What the task requires >>
Scan the listing below and copy every line holding "AIAG".

Extracted information >>
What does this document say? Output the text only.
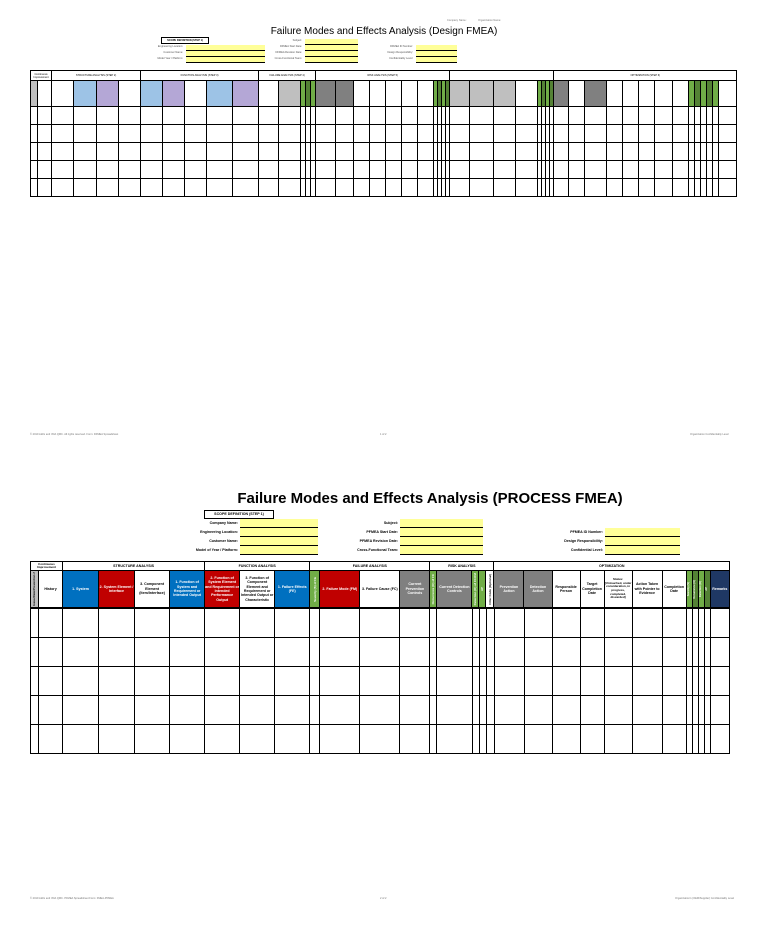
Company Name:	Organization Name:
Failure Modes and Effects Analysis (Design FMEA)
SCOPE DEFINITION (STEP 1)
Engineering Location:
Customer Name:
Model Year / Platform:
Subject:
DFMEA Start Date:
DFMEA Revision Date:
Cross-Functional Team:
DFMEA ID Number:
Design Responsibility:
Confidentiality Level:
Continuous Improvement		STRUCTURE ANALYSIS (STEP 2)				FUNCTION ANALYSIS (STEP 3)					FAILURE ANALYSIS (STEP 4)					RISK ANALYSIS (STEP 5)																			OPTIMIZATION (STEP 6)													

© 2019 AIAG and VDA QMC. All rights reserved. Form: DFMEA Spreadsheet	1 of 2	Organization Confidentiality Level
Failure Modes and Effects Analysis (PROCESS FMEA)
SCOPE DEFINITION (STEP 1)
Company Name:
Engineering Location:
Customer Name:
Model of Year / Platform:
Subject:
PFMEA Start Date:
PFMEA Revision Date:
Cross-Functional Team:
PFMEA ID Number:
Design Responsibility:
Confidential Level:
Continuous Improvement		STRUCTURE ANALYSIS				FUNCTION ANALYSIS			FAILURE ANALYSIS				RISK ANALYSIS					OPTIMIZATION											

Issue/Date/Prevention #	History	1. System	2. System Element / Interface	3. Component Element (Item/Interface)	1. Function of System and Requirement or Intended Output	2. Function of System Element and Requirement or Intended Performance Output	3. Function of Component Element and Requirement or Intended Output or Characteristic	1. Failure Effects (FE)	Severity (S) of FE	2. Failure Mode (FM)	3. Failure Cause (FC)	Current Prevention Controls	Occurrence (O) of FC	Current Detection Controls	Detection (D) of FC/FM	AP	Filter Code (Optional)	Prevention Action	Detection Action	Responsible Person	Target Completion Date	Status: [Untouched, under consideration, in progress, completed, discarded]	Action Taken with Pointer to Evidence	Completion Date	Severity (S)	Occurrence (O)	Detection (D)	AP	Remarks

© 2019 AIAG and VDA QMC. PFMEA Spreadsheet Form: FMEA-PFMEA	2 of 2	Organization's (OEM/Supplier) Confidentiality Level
...
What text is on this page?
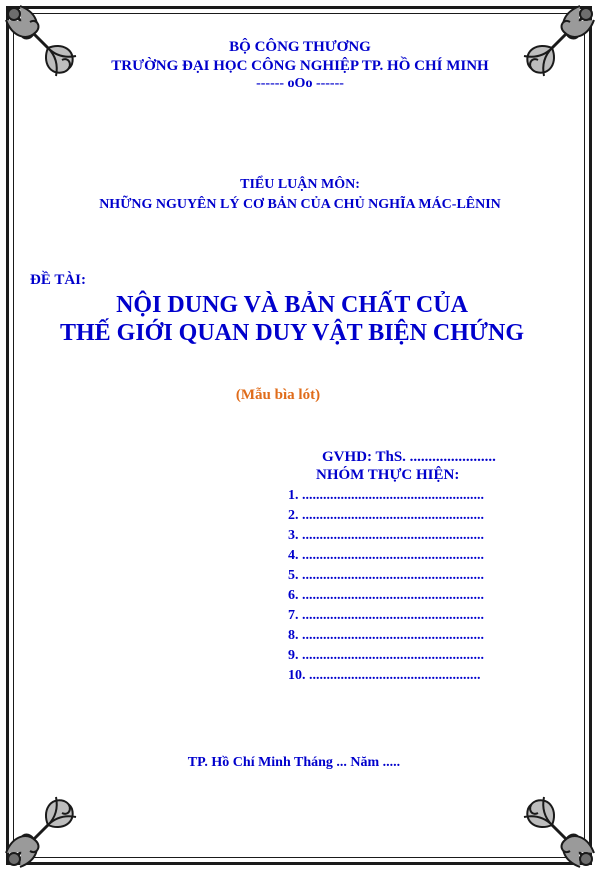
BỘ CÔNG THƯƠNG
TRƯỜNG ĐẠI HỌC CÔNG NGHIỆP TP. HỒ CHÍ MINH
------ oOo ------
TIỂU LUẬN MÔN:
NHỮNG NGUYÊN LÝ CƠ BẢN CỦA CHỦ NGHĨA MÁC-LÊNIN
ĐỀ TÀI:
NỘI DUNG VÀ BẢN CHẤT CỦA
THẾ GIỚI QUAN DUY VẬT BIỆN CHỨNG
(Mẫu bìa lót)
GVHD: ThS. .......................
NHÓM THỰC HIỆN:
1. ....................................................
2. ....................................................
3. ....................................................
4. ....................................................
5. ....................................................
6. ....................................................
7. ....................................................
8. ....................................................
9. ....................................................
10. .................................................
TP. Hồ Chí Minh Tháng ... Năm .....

Solution to this exercise >>
© 2019 AIAG and VDA QMC. All rights reserved. Form: DFMEA Spreadsheet	1 of 2	Organization Confidentiality Level
© 2019 AIAG and VDA QMC. PFMEA Spreadsheet Form: FMEA-PFMEA	2 of 2	Organization's (OEM/Supplier) Confidentiality Level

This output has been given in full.